(Stored entries)
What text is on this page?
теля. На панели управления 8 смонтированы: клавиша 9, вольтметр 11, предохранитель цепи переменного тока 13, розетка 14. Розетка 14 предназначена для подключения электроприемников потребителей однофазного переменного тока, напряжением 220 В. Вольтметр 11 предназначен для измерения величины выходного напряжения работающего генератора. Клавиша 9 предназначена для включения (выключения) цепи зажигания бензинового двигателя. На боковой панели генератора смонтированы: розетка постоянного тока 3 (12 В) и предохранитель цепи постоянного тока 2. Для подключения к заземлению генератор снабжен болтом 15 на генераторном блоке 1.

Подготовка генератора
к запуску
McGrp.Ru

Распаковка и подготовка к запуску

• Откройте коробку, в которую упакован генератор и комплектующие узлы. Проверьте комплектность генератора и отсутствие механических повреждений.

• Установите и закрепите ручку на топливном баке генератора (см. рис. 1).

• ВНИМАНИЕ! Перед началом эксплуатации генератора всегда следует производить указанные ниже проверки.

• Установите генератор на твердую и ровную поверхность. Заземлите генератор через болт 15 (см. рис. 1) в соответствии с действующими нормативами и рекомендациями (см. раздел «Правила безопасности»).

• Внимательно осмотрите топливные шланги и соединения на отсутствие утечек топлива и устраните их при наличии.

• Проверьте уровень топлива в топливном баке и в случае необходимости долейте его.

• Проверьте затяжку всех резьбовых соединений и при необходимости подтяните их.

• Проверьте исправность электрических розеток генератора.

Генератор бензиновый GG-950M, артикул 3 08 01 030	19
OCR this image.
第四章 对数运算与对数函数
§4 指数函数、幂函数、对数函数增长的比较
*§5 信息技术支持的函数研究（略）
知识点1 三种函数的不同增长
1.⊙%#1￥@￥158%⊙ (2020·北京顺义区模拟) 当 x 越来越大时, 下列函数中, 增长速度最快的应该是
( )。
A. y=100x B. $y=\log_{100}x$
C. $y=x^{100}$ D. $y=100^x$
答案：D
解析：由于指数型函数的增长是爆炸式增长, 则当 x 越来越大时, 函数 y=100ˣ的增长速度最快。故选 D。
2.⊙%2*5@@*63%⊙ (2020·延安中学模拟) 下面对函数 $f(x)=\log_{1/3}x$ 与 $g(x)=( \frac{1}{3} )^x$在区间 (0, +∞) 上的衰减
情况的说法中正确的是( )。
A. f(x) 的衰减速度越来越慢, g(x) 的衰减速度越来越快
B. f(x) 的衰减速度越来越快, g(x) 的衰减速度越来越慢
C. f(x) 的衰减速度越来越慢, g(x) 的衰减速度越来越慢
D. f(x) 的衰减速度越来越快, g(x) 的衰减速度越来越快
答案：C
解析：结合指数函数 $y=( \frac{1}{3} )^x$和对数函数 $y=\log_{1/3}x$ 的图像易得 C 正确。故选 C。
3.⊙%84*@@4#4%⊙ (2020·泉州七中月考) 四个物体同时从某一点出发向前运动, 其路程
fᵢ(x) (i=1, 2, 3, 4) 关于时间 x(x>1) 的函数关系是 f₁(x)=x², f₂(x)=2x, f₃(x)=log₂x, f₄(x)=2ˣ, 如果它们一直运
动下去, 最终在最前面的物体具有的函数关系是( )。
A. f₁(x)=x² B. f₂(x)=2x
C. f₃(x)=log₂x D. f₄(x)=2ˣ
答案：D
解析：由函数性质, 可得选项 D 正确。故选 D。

> DESCRIPTION OF THE TASK
From the material given, work out how many lines hold the string "топлива"; state that number and nothing further.

> THE ANSWER
2